Objective: The data below must be copied in full and without any change.

Given records:

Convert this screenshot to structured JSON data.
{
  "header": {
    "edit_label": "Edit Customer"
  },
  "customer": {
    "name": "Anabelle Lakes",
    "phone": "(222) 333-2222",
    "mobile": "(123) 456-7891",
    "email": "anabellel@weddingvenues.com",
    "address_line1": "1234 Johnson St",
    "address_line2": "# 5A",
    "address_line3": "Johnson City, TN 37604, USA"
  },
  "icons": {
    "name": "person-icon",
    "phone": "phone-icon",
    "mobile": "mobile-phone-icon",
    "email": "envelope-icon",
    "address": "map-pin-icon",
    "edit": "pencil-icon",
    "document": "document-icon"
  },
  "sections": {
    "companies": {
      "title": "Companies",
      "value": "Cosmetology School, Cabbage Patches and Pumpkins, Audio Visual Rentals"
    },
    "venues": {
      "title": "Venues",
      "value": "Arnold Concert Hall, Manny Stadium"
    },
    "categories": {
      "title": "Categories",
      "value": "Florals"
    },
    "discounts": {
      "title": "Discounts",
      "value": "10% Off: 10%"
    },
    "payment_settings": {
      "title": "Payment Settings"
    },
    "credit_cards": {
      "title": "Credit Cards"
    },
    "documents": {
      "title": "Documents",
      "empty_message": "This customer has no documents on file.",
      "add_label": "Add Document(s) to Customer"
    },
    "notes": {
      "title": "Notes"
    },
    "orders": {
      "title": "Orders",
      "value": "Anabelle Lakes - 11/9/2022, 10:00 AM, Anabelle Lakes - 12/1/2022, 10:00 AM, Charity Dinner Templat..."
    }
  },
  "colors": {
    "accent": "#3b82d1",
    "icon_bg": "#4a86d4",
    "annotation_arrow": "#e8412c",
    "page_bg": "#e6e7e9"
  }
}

The result:
Convert this screenshot to structured JSON data.
{
  "header": {
    "edit_label": "Edit Customer"
  },
  "customer": {
    "name": "Anabelle Lakes",
    "phone": "(222) 333-2222",
    "mobile": "(123) 456-7891",
    "email": "anabellel@weddingvenues.com",
    "address_line1": "1234 Johnson St",
    "address_line2": "# 5A",
    "address_line3": "Johnson City, TN 37604, USA"
  },
  "icons": {
    "name": "person-icon",
    "phone": "phone-icon",
    "mobile": "mobile-phone-icon",
    "email": "envelope-icon",
    "address": "map-pin-icon",
    "edit": "pencil-icon",
    "document": "document-icon"
  },
  "sections": {
    "companies": {
      "title": "Companies",
      "value": "Cosmetology School, Cabbage Patches and Pumpkins, Audio Visual Rentals"
    },
    "venues": {
      "title": "Venues",
      "value": "Arnold Concert Hall, Manny Stadium"
    },
    "categories": {
      "title": "Categories",
      "value": "Florals"
    },
    "discounts": {
      "title": "Discounts",
      "value": "10% Off: 10%"
    },
    "payment_settings": {
      "title": "Payment Settings"
    },
    "credit_cards": {
      "title": "Credit Cards"
    },
    "documents": {
      "title": "Documents",
      "empty_message": "This customer has no documents on file.",
      "add_label": "Add Document(s) to Customer"
    },
    "notes": {
      "title": "Notes"
    },
    "orders": {
      "title": "Orders",
      "value": "Anabelle Lakes - 11/9/2022, 10:00 AM, Anabelle Lakes - 12/1/2022, 10:00 AM, Charity Dinner Templat..."
    }
  },
  "colors": {
    "accent": "#3b82d1",
    "icon_bg": "#4a86d4",
    "annotation_arrow": "#e8412c",
    "page_bg": "#e6e7e9"
  }
}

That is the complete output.